● EXERCISE AIM
Write out only the lines from the line that holds "Transcribe the text in this document." to the end of the listing below, inclusive, with the pictures omitted.

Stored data

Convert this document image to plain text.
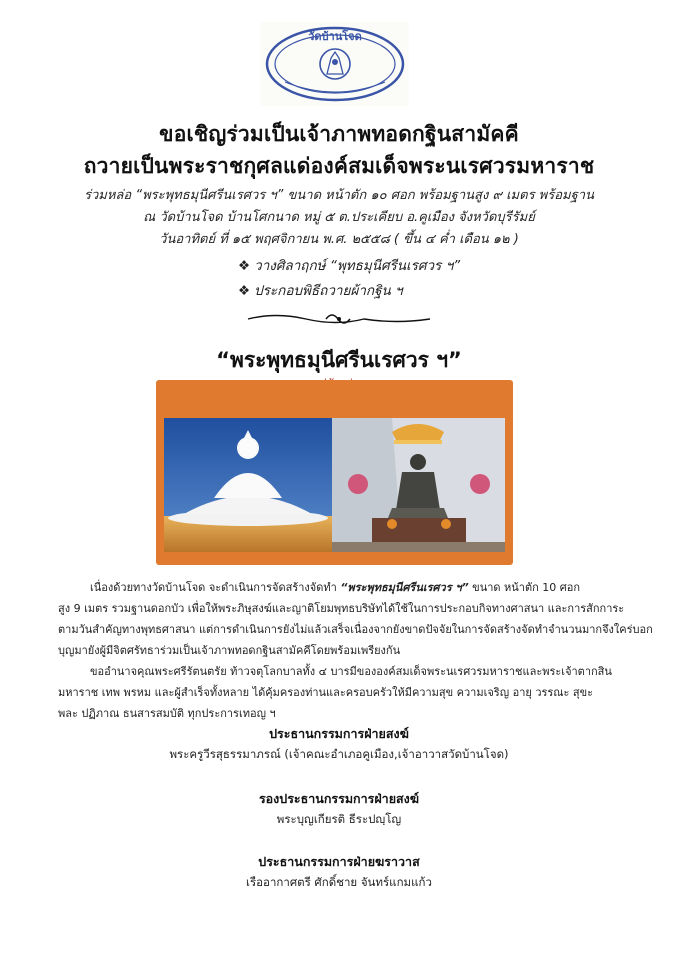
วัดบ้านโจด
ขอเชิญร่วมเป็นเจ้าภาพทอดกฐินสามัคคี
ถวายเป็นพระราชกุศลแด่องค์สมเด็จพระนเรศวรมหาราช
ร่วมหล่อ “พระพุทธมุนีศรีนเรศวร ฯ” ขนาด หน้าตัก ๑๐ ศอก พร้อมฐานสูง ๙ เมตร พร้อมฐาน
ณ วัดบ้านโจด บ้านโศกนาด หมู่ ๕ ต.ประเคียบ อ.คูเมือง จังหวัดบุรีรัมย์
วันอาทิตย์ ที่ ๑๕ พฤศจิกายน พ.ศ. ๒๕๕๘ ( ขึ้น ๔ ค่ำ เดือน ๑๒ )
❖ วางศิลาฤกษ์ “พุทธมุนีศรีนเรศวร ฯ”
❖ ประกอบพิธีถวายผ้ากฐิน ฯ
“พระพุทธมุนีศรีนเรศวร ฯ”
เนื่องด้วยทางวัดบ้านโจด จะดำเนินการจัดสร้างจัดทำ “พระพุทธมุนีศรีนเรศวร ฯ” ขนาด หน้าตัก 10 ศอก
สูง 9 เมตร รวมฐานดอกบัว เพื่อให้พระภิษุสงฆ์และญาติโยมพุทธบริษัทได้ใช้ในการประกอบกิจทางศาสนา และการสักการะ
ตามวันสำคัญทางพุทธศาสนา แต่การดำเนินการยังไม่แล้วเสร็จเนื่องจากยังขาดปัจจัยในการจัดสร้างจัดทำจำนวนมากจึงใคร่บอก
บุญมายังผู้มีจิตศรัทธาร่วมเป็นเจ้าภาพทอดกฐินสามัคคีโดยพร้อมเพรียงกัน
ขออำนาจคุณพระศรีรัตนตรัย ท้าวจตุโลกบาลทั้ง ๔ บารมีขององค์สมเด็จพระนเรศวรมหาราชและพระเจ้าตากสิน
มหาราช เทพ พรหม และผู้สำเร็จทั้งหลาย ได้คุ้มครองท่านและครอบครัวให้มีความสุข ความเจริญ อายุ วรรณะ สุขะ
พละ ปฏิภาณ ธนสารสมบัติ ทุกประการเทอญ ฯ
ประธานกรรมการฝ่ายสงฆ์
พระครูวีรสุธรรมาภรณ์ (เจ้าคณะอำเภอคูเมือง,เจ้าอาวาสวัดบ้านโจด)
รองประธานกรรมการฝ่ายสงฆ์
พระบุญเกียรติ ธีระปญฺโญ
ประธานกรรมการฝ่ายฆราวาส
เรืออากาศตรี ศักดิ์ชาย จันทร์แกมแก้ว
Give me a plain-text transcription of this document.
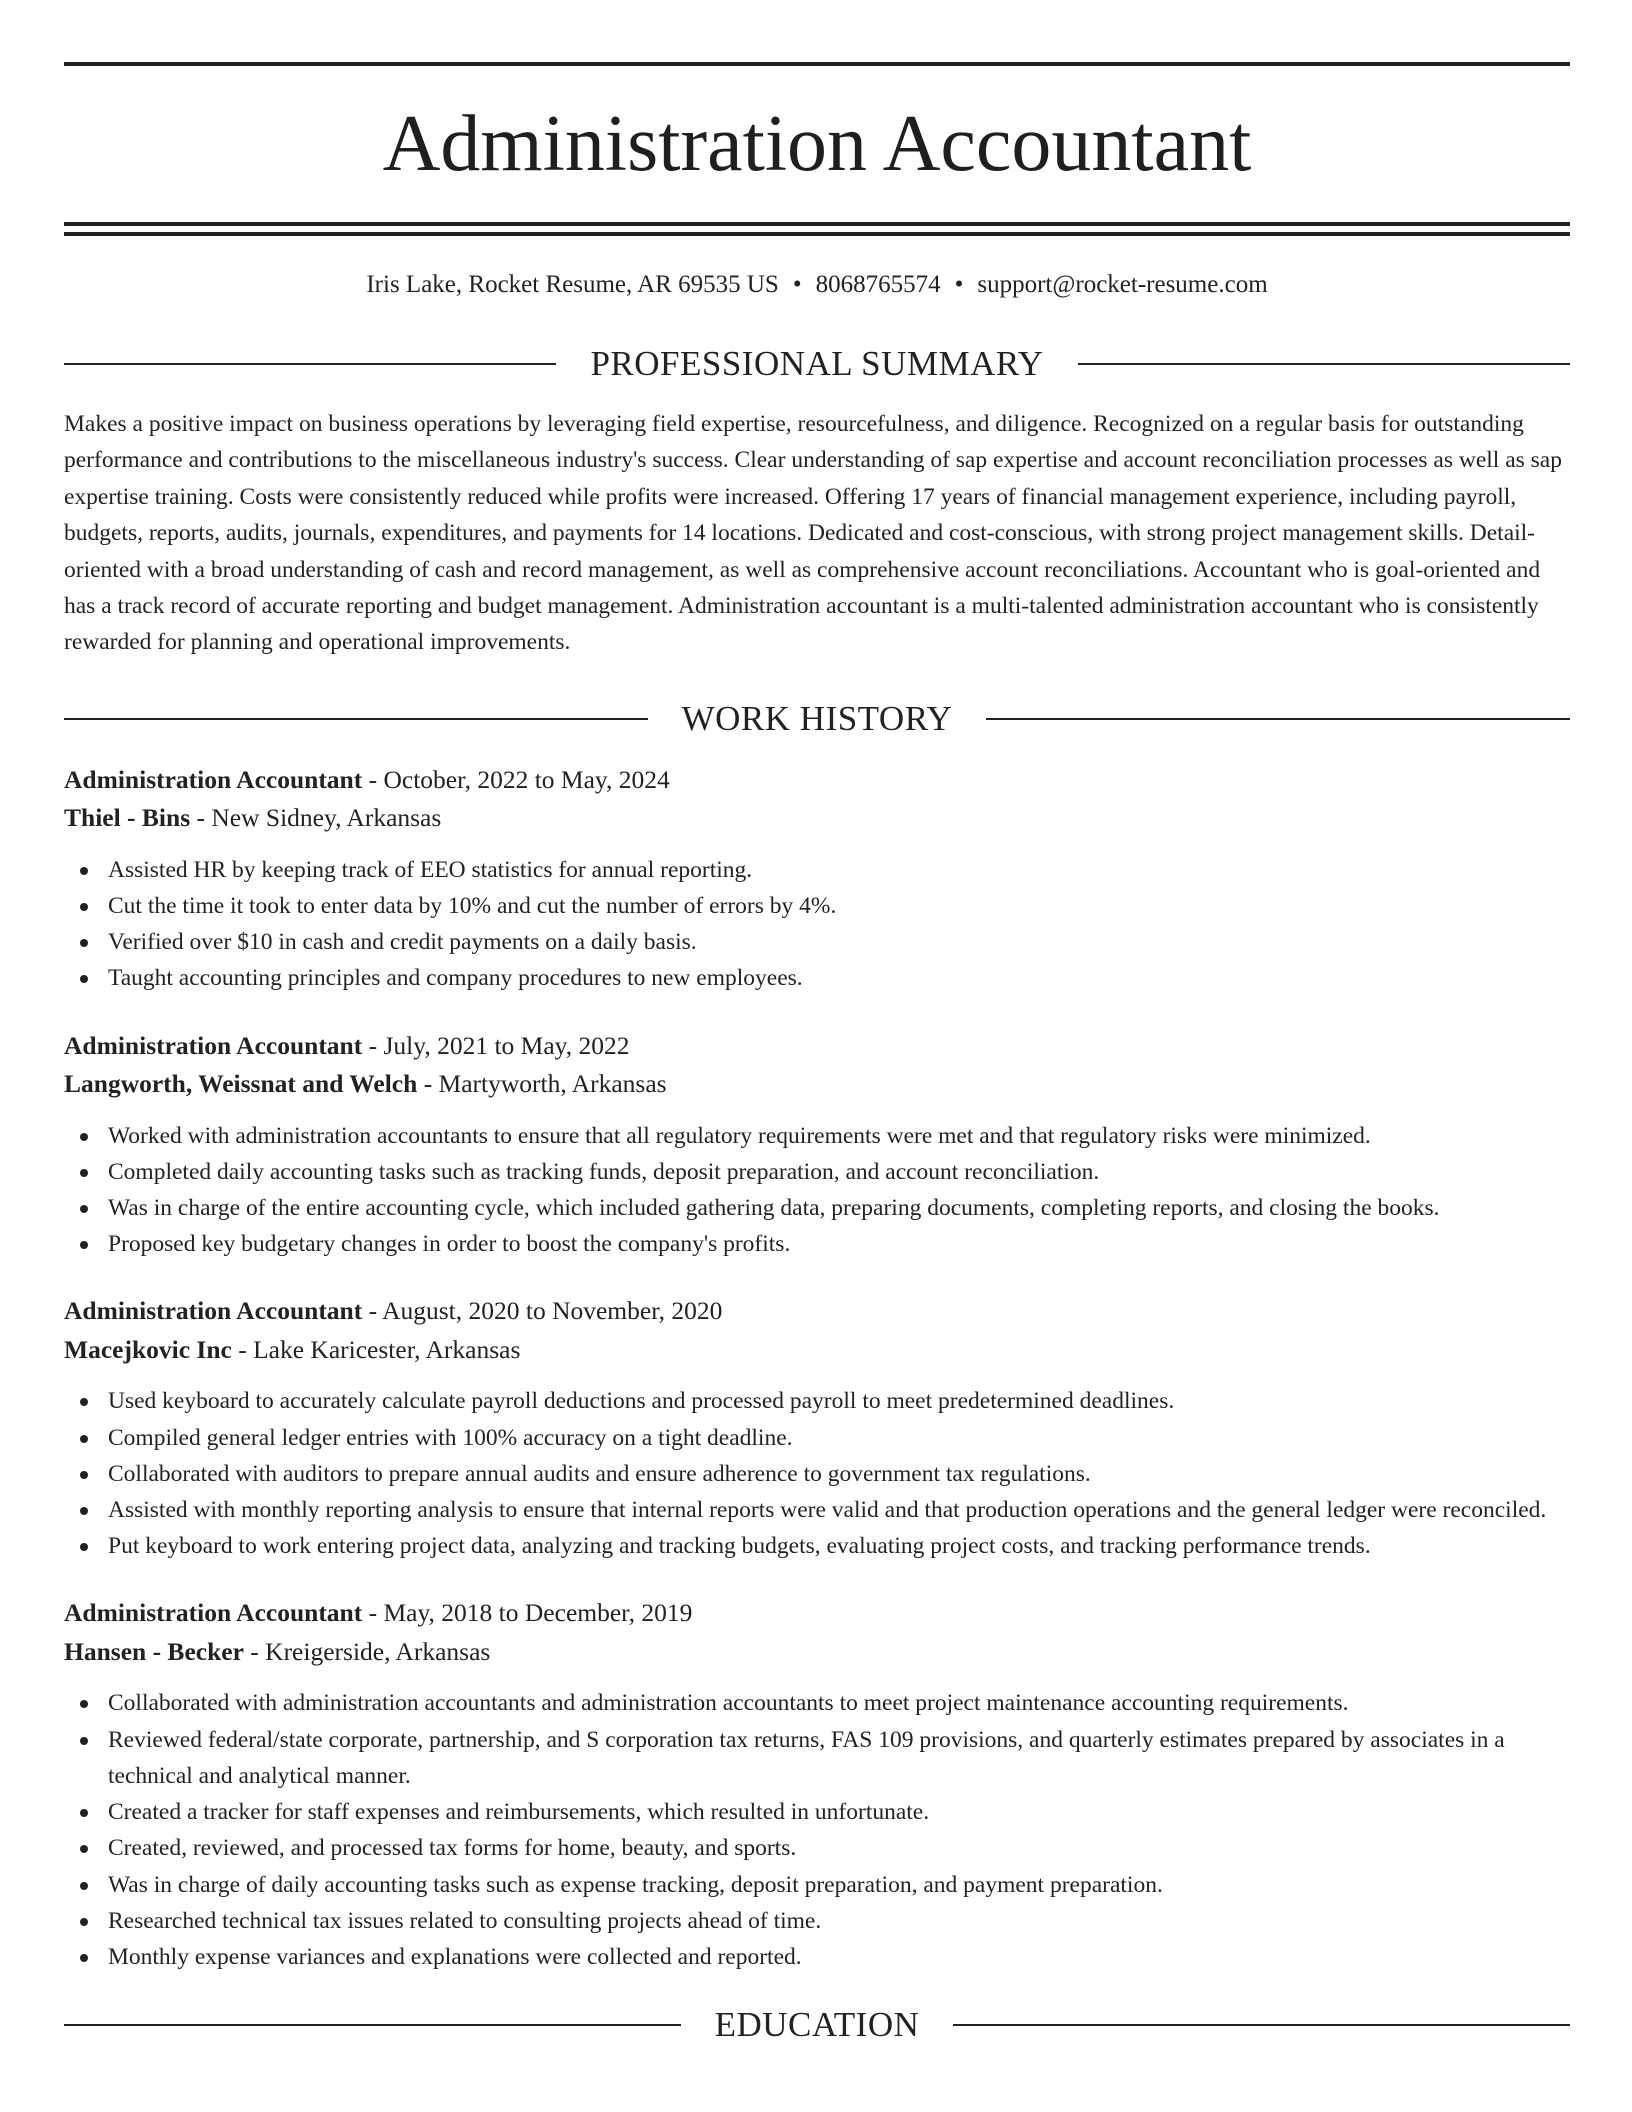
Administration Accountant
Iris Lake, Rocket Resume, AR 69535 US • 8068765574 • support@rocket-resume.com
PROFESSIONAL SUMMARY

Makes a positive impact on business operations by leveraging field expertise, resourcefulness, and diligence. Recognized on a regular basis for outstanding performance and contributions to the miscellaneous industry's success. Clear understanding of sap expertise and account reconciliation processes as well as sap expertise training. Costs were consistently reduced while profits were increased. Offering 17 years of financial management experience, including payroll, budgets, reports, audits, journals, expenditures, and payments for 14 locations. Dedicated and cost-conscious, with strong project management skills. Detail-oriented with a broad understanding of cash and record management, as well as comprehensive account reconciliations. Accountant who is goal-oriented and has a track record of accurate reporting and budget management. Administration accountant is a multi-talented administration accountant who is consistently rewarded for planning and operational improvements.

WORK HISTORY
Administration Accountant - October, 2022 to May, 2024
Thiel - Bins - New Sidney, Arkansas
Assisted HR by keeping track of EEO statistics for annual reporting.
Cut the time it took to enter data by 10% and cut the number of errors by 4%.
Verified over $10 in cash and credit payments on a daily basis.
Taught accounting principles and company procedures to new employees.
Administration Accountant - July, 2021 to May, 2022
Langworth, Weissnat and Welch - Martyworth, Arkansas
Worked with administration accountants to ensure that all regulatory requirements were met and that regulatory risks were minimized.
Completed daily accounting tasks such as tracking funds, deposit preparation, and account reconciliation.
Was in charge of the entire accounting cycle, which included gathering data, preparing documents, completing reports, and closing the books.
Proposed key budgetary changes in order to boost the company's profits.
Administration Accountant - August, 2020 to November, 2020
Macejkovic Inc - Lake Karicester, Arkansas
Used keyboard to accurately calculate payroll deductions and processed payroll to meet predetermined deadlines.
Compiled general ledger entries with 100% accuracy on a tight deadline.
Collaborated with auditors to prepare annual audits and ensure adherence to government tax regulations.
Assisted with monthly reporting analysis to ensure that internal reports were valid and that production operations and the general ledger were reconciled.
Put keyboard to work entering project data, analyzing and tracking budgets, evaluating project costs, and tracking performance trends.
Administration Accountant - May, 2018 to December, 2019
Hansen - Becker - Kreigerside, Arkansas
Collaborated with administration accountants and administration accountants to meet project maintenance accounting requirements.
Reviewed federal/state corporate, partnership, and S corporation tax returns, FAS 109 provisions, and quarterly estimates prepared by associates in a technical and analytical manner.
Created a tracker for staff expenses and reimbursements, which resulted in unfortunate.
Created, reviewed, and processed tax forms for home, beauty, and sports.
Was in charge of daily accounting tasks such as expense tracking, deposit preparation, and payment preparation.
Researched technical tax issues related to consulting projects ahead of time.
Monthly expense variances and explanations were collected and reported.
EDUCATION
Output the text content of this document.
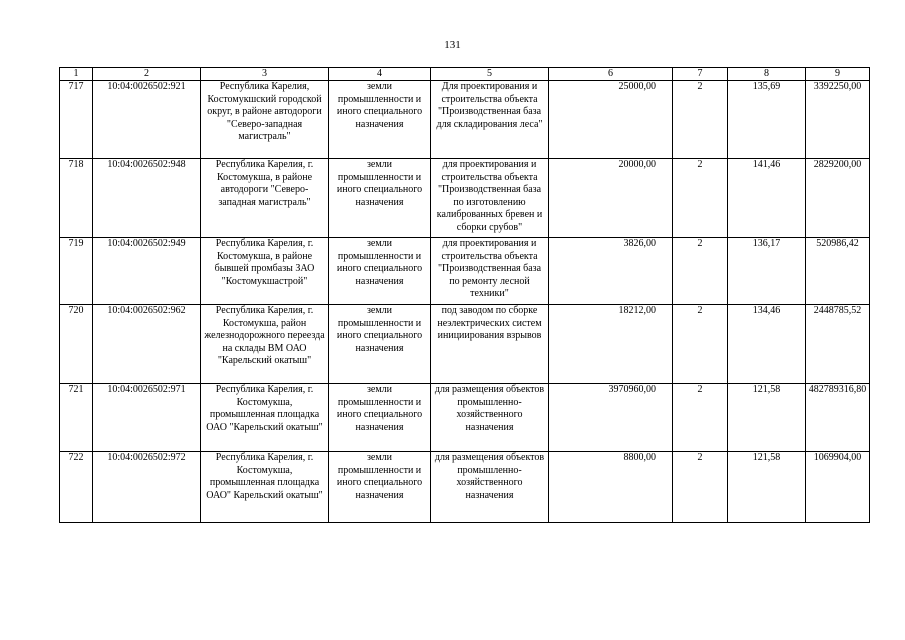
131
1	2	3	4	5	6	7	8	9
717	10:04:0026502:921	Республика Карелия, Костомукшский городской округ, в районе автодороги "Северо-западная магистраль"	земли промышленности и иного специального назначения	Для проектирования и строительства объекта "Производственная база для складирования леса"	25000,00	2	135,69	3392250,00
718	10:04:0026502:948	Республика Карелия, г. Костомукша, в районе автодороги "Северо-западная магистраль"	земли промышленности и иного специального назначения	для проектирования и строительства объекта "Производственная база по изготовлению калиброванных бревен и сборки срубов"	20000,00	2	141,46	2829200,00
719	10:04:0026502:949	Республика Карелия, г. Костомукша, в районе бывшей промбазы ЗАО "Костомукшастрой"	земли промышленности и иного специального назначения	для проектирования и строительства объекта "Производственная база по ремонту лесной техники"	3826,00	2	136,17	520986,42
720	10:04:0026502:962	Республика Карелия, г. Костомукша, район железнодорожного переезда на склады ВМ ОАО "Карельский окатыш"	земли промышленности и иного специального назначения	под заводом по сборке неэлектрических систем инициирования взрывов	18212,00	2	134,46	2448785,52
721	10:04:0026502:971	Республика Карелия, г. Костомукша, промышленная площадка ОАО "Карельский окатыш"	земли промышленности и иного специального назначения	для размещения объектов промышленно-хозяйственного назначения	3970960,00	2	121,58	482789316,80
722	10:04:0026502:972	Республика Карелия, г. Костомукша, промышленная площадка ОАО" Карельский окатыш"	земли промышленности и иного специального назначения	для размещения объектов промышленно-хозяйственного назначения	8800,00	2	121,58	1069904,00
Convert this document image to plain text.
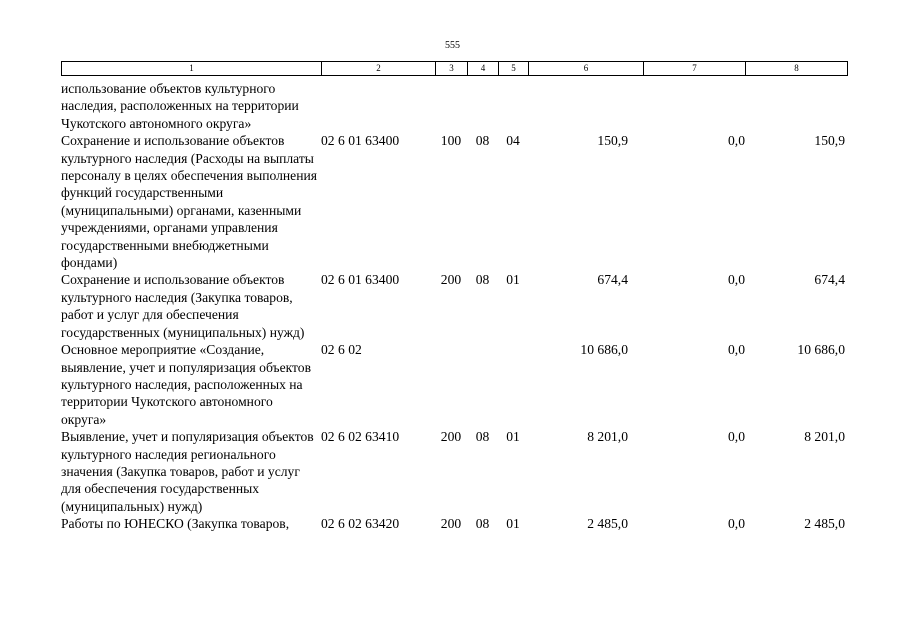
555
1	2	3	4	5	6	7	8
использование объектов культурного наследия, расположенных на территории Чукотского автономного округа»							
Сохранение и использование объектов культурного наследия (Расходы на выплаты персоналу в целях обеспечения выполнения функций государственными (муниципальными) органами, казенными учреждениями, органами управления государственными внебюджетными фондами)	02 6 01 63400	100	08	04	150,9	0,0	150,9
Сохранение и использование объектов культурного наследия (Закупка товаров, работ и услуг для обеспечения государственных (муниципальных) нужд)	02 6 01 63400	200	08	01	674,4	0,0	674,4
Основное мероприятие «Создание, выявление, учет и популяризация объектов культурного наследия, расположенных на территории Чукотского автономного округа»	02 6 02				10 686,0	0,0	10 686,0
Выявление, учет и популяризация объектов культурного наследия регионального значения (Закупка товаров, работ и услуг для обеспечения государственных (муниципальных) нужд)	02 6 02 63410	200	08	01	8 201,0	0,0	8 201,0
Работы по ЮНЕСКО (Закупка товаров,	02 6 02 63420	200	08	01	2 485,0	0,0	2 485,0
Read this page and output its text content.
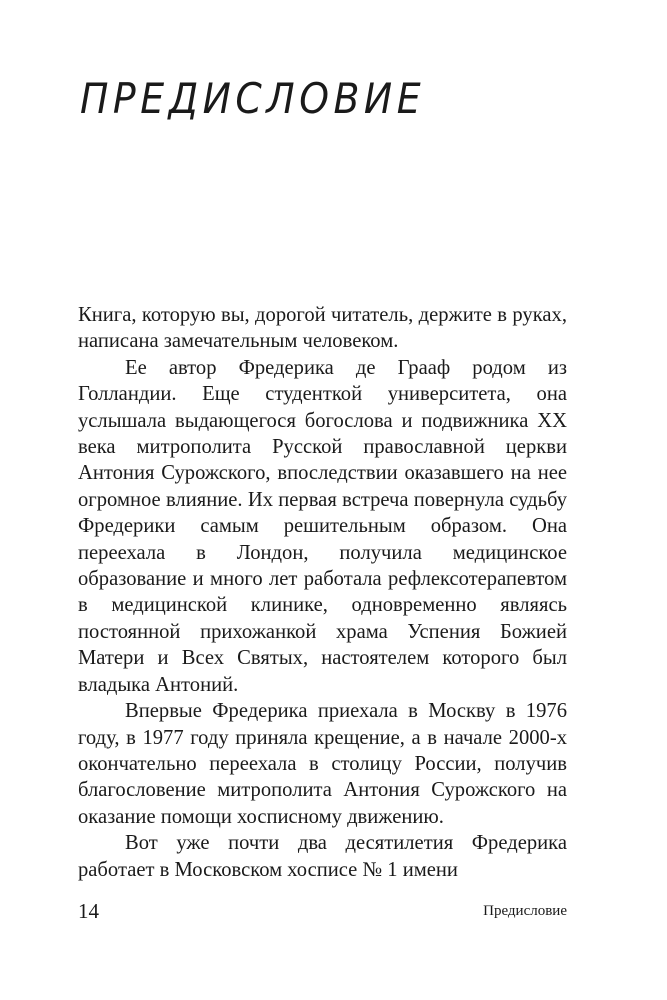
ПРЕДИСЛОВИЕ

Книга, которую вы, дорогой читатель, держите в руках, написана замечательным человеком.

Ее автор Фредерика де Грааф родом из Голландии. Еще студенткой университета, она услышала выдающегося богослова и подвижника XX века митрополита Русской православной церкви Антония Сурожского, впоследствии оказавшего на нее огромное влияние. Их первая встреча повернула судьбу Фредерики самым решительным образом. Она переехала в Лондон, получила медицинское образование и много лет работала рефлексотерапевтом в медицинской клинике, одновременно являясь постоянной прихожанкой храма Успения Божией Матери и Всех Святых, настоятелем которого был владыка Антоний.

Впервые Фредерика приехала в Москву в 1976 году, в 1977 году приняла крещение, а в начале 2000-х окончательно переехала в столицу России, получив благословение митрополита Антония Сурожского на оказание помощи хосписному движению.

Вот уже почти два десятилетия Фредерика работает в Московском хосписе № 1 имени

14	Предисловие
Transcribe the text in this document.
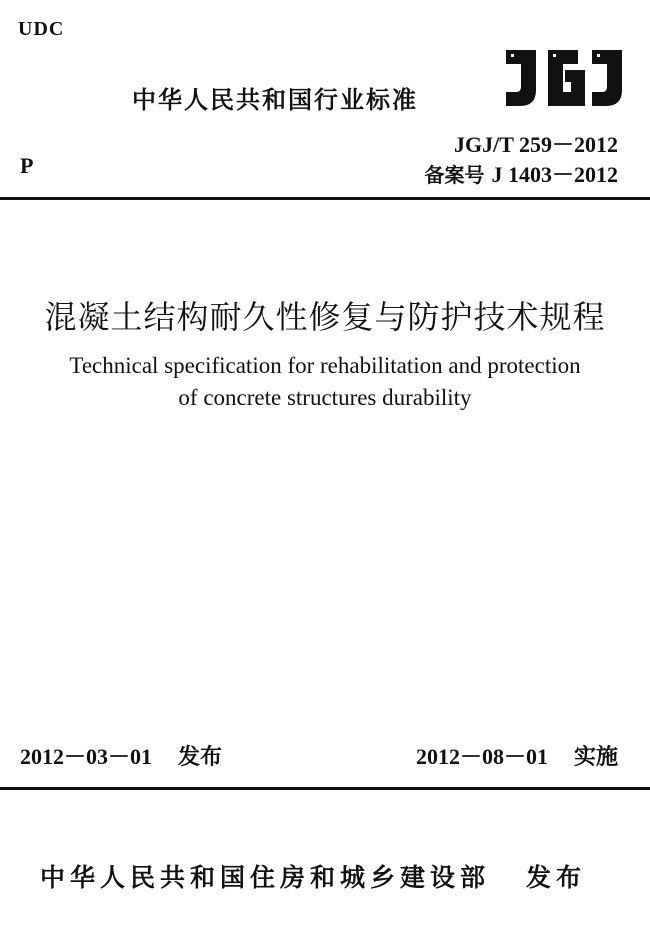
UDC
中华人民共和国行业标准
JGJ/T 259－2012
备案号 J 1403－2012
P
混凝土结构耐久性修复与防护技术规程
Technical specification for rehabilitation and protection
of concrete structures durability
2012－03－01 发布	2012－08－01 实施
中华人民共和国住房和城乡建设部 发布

● OUTPUT FOR THIS EXERCISE
Transcribe the text in this document.
UDC
中华人民共和国行业标准
JGJ/T 259－2012
备案号 J 1403－2012
P
混凝土结构耐久性修复与防护技术规程
Technical specification for rehabilitation and protection
of concrete structures durability
2012－03－01 发布	2012－08－01 实施
中华人民共和国住房和城乡建设部 发布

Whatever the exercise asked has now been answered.